╭─ Entries

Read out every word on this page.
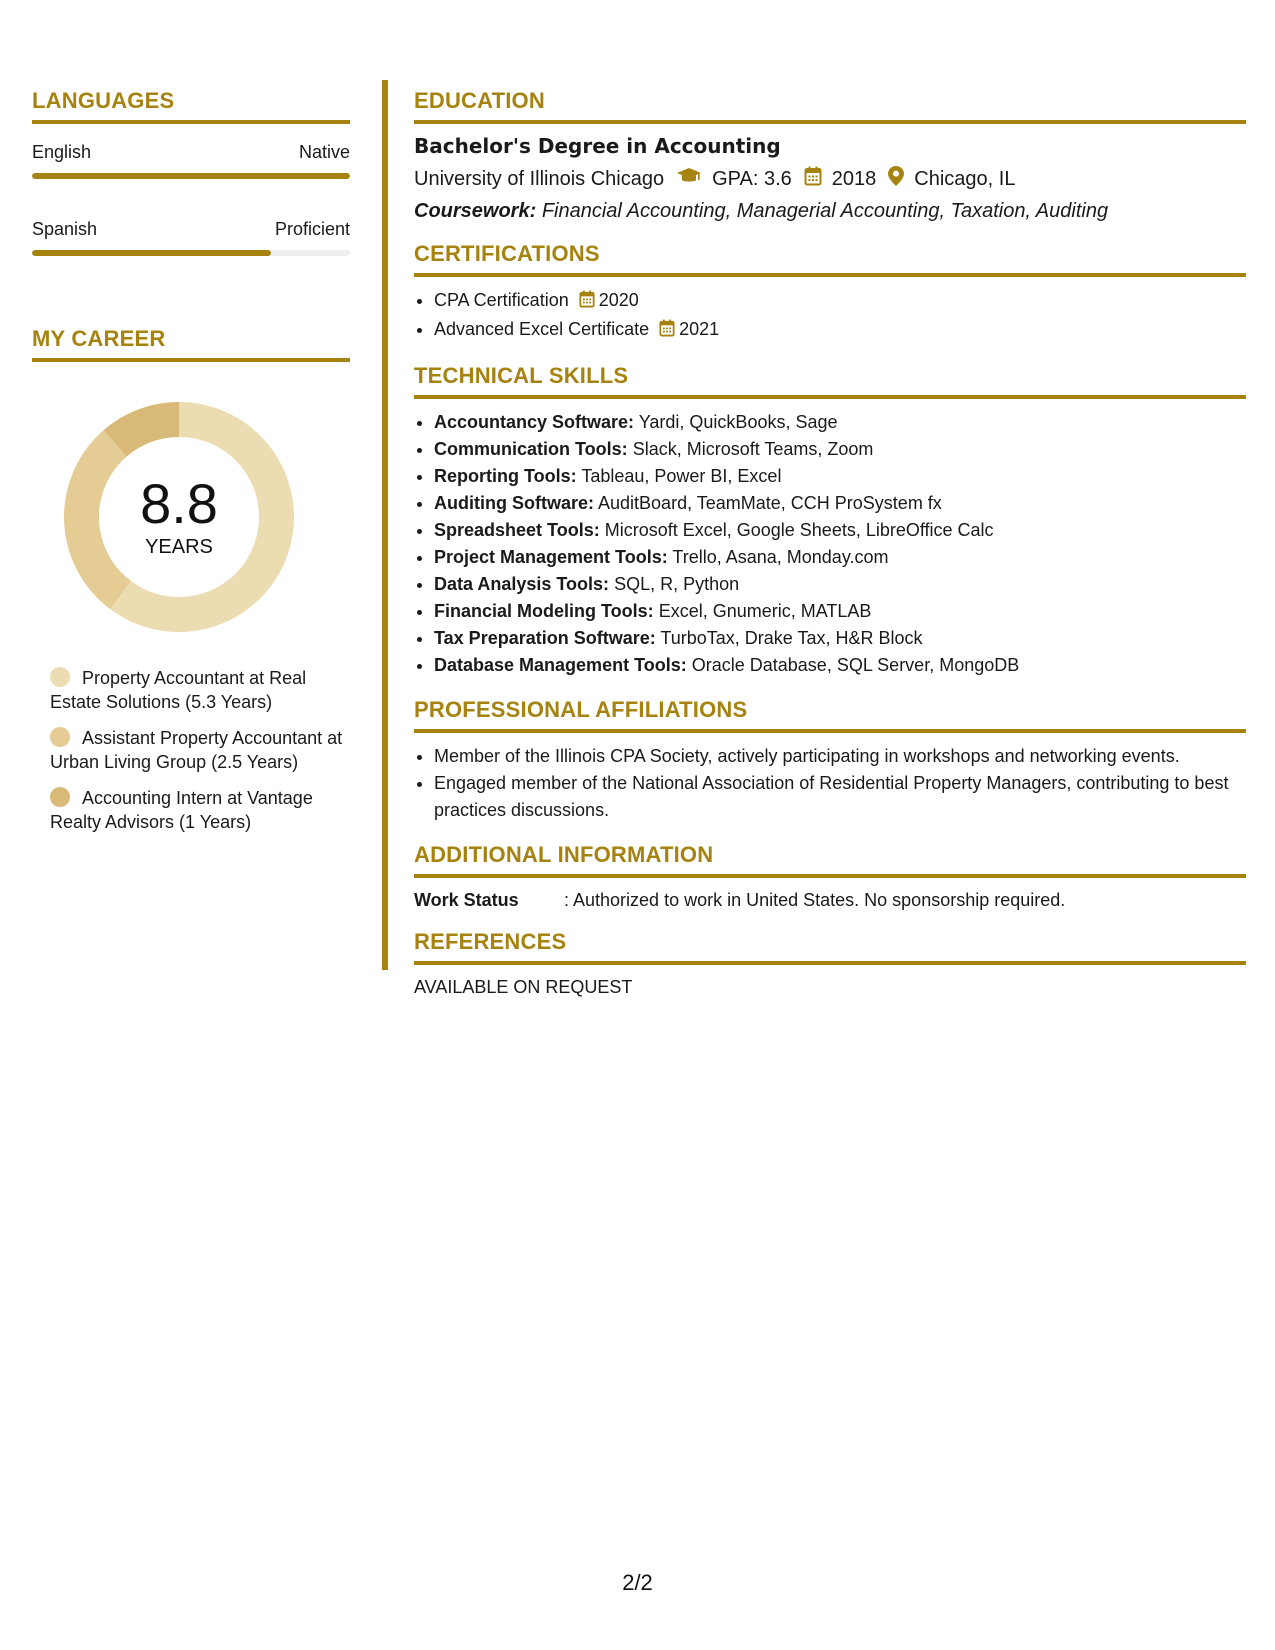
LANGUAGES
English	Native
Spanish	Proficient
MY CAREER
8.8
YEARS
Property Accountant at Real Estate Solutions (5.3 Years)
Assistant Property Accountant at Urban Living Group (2.5 Years)
Accounting Intern at Vantage Realty Advisors (1 Years)
EDUCATION
Bachelor's Degree in Accounting
University of Illinois Chicago GPA: 3.6 2018 Chicago, IL
Coursework: Financial Accounting, Managerial Accounting, Taxation, Auditing
CERTIFICATIONS
• CPA Certification 2020
• Advanced Excel Certificate 2021
TECHNICAL SKILLS
• Accountancy Software: Yardi, QuickBooks, Sage
• Communication Tools: Slack, Microsoft Teams, Zoom
• Reporting Tools: Tableau, Power BI, Excel
• Auditing Software: AuditBoard, TeamMate, CCH ProSystem fx
• Spreadsheet Tools: Microsoft Excel, Google Sheets, LibreOffice Calc
• Project Management Tools: Trello, Asana, Monday.com
• Data Analysis Tools: SQL, R, Python
• Financial Modeling Tools: Excel, Gnumeric, MATLAB
• Tax Preparation Software: TurboTax, Drake Tax, H&R Block
• Database Management Tools: Oracle Database, SQL Server, MongoDB
PROFESSIONAL AFFILIATIONS
• Member of the Illinois CPA Society, actively participating in workshops and networking events.
• Engaged member of the National Association of Residential Property Managers, contributing to best practices discussions.
ADDITIONAL INFORMATION
Work Status	: Authorized to work in United States. No sponsorship required.
REFERENCES
AVAILABLE ON REQUEST
2/2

╰─

• [Requirements]: Go through the entries above and print each one exactly, minus the pictures.

• [Answer for this exercise]:
Read out every word on this page.
LANGUAGES
English	Native
Spanish	Proficient
MY CAREER
8.8
YEARS
Property Accountant at Real Estate Solutions (5.3 Years)
Assistant Property Accountant at Urban Living Group (2.5 Years)
Accounting Intern at Vantage Realty Advisors (1 Years)
EDUCATION
Bachelor's Degree in Accounting
University of Illinois Chicago GPA: 3.6 2018 Chicago, IL
Coursework: Financial Accounting, Managerial Accounting, Taxation, Auditing
CERTIFICATIONS
• CPA Certification 2020
• Advanced Excel Certificate 2021
TECHNICAL SKILLS
• Accountancy Software: Yardi, QuickBooks, Sage
• Communication Tools: Slack, Microsoft Teams, Zoom
• Reporting Tools: Tableau, Power BI, Excel
• Auditing Software: AuditBoard, TeamMate, CCH ProSystem fx
• Spreadsheet Tools: Microsoft Excel, Google Sheets, LibreOffice Calc
• Project Management Tools: Trello, Asana, Monday.com
• Data Analysis Tools: SQL, R, Python
• Financial Modeling Tools: Excel, Gnumeric, MATLAB
• Tax Preparation Software: TurboTax, Drake Tax, H&R Block
• Database Management Tools: Oracle Database, SQL Server, MongoDB
PROFESSIONAL AFFILIATIONS
• Member of the Illinois CPA Society, actively participating in workshops and networking events.
• Engaged member of the National Association of Residential Property Managers, contributing to best practices discussions.
ADDITIONAL INFORMATION
Work Status	: Authorized to work in United States. No sponsorship required.
REFERENCES
AVAILABLE ON REQUEST
2/2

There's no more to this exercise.